Data listing
[Begin]

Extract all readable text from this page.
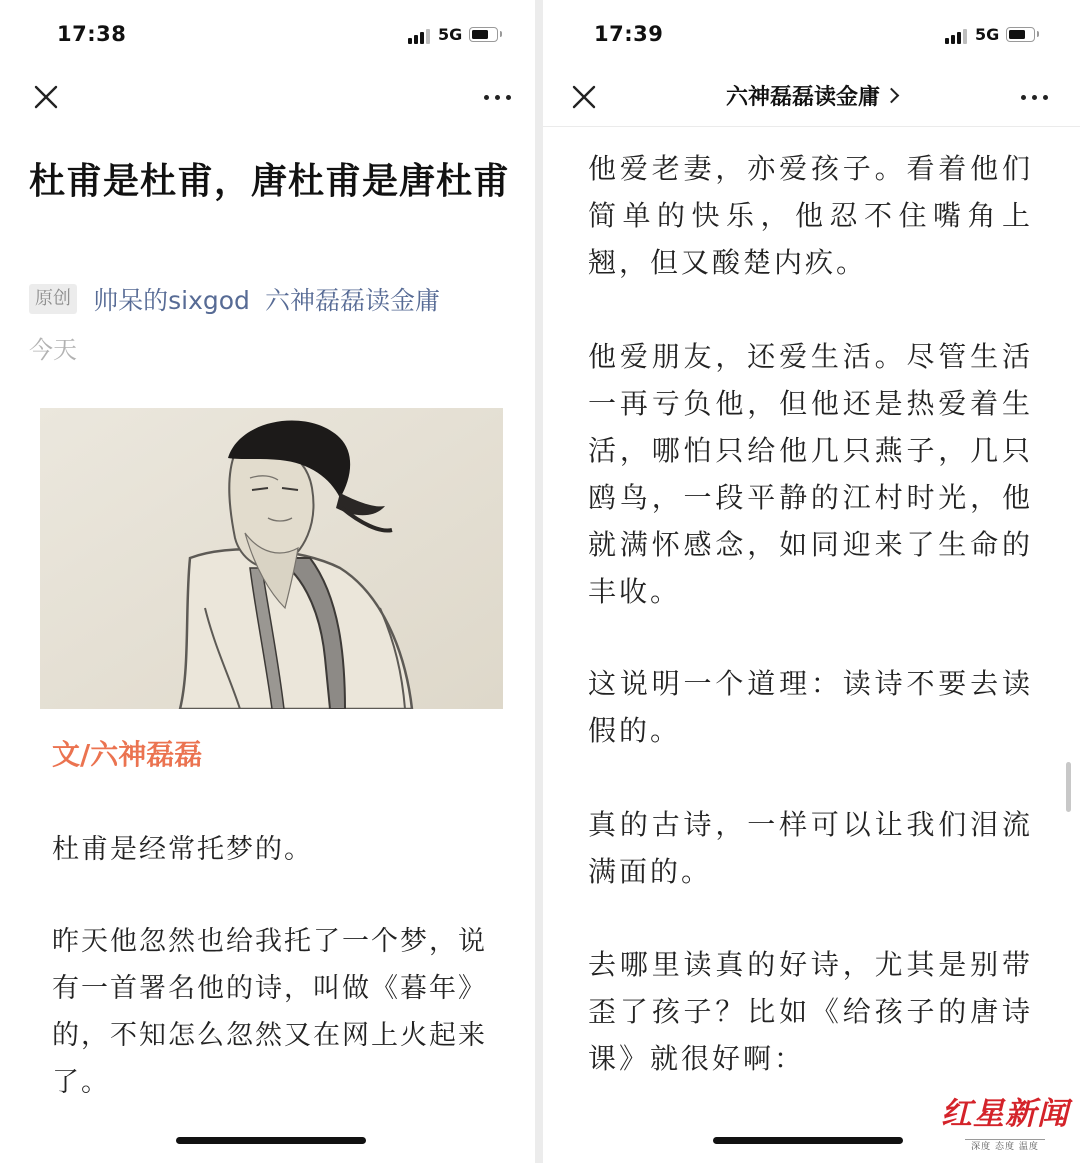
17:38	5G
杜甫是杜甫，唐杜甫是唐杜甫
原创 帅呆的sixgod 六神磊磊读金庸
今天
文/六神磊磊

杜甫是经常托梦的。

昨天他忽然也给我托了一个梦，说有一首署名他的诗，叫做《暮年》的，不知怎么忽然又在网上火起来了。

17:39	5G
六神磊磊读金庸

他爱老妻，亦爱孩子。看着他们简单的快乐，他忍不住嘴角上翘，但又酸楚内疚。

他爱朋友，还爱生活。尽管生活一再亏负他，但他还是热爱着生活，哪怕只给他几只燕子，几只鸥鸟，一段平静的江村时光，他就满怀感念，如同迎来了生命的丰收。

这说明一个道理：读诗不要去读假的。

真的古诗，一样可以让我们泪流满面的。

去哪里读真的好诗，尤其是别带歪了孩子？比如《给孩子的唐诗课》就很好啊：

红星新闻
深度 态度 温度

[End]

_REQUIRED WORK_:
Make an exact copy of the records above, with the pictures left out.

_TASK ANSWER_:
Extract all readable text from this page.
17:38	5G
杜甫是杜甫，唐杜甫是唐杜甫
原创 帅呆的sixgod 六神磊磊读金庸
今天
文/六神磊磊

杜甫是经常托梦的。

昨天他忽然也给我托了一个梦，说有一首署名他的诗，叫做《暮年》的，不知怎么忽然又在网上火起来了。

17:39	5G
六神磊磊读金庸

他爱老妻，亦爱孩子。看着他们简单的快乐，他忍不住嘴角上翘，但又酸楚内疚。

他爱朋友，还爱生活。尽管生活一再亏负他，但他还是热爱着生活，哪怕只给他几只燕子，几只鸥鸟，一段平静的江村时光，他就满怀感念，如同迎来了生命的丰收。

这说明一个道理：读诗不要去读假的。

真的古诗，一样可以让我们泪流满面的。

去哪里读真的好诗，尤其是别带歪了孩子？比如《给孩子的唐诗课》就很好啊：

红星新闻
深度 态度 温度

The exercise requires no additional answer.